Determine how many lines hold "JSON" and give only that number.
-.-.-
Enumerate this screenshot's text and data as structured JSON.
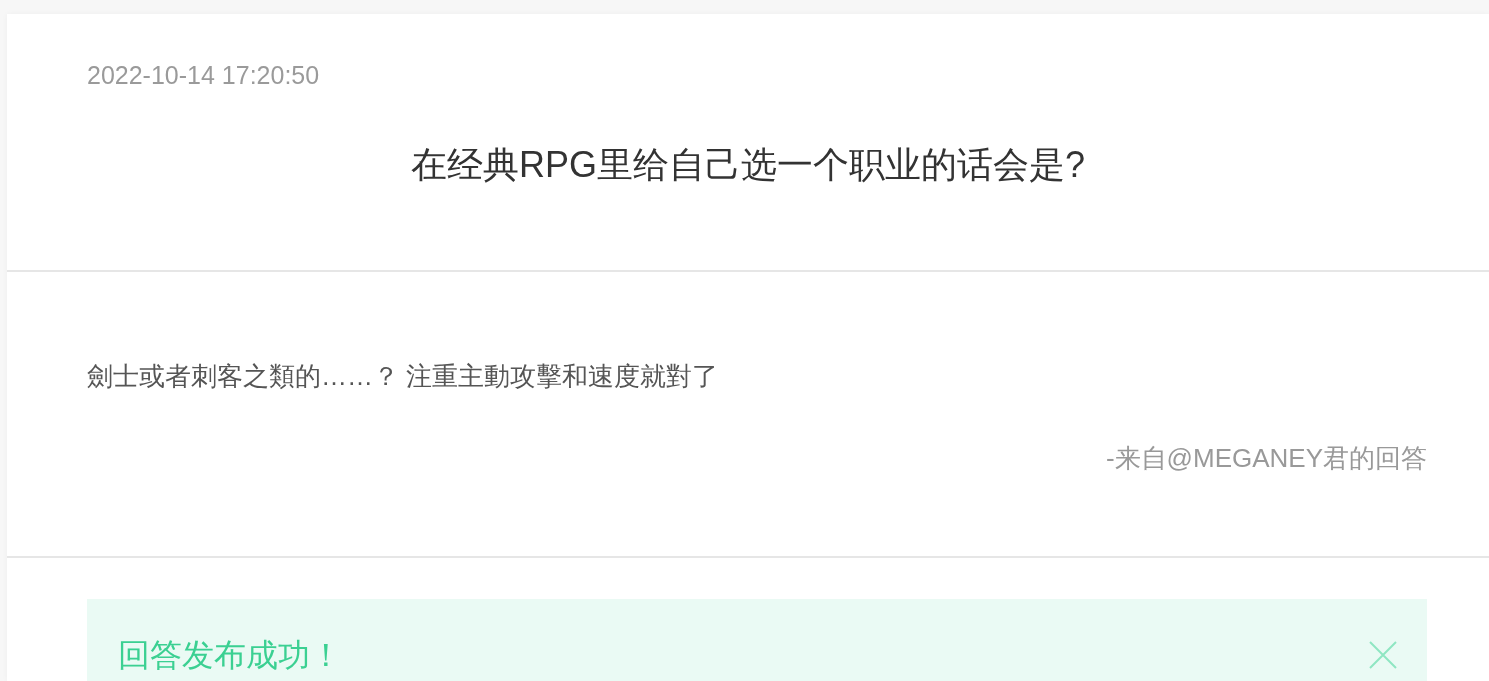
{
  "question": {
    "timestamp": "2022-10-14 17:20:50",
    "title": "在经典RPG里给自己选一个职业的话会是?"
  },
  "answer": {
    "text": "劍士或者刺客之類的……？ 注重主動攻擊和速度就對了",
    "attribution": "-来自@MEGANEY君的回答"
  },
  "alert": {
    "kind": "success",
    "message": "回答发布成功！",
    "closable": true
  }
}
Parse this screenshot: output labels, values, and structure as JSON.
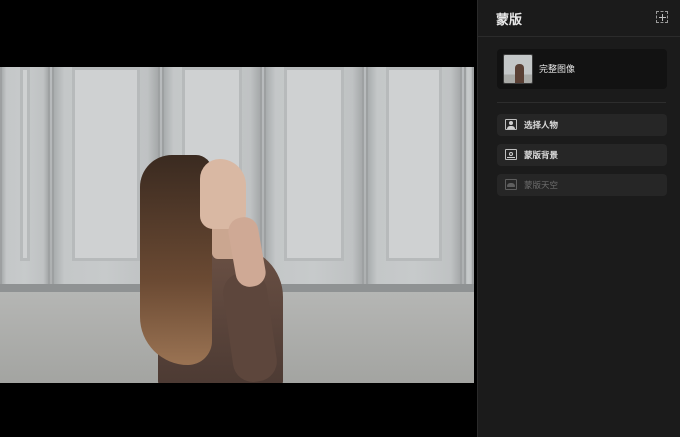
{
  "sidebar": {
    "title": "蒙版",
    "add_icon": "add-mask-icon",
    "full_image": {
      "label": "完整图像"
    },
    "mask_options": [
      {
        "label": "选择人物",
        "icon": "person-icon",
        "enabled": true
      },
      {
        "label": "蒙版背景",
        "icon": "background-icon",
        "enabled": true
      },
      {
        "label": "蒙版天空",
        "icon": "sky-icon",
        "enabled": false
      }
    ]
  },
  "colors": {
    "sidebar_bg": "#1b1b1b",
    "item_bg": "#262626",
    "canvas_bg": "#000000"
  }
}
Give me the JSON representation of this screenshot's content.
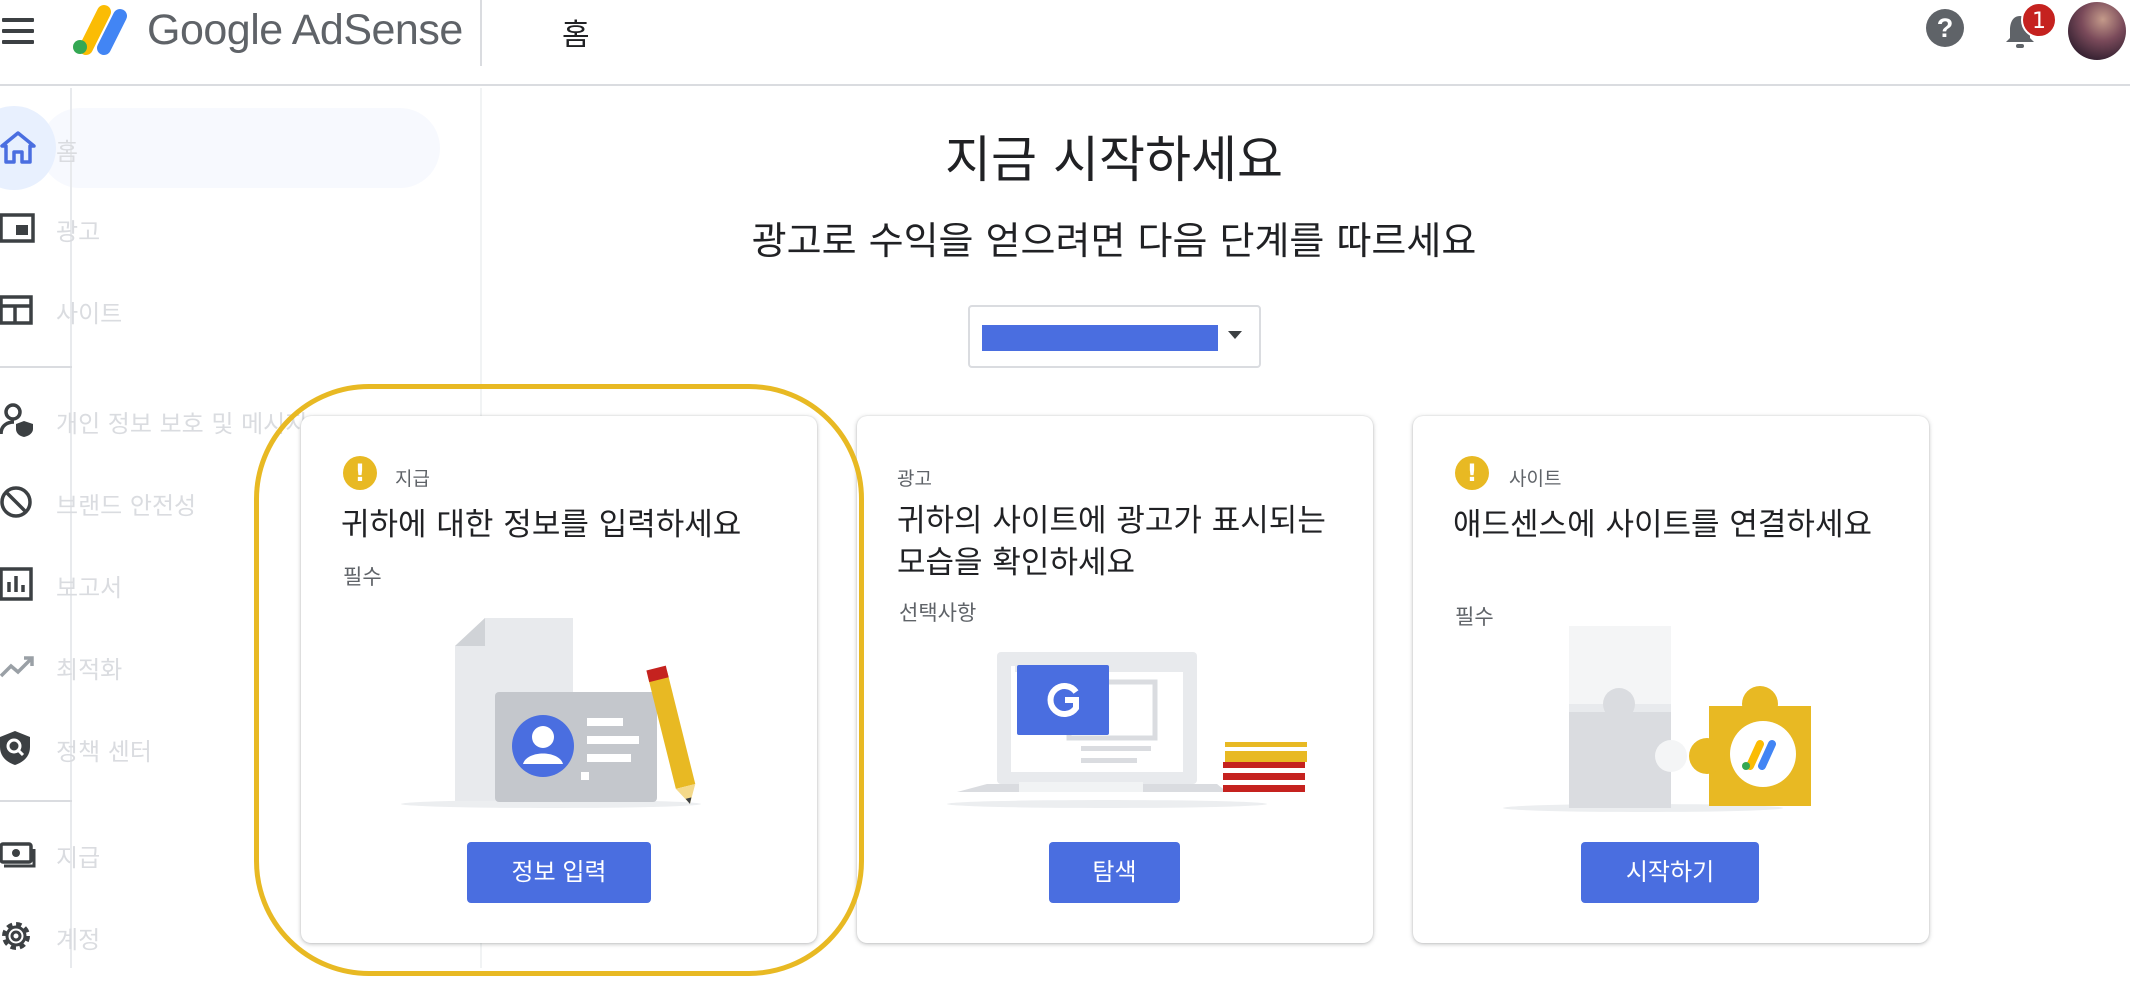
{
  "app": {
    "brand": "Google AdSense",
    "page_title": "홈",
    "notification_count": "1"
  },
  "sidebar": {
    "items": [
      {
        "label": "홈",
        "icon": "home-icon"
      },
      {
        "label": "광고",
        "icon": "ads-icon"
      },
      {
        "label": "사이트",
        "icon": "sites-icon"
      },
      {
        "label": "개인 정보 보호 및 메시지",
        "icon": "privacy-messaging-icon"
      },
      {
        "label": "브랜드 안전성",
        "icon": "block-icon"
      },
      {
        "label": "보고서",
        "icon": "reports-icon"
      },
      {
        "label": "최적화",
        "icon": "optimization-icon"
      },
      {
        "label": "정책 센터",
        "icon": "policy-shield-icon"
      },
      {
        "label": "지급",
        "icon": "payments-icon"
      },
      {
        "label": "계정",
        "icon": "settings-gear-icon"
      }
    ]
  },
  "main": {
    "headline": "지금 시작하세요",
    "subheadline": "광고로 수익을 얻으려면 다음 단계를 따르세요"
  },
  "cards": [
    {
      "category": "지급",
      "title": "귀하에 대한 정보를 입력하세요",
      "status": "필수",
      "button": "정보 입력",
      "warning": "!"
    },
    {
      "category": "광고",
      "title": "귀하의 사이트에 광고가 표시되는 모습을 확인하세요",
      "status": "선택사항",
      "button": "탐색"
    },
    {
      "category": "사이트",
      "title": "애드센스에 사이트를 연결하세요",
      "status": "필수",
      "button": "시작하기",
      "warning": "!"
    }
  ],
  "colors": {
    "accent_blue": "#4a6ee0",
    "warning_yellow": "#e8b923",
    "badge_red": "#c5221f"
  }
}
-.-.-
• Written reply:
3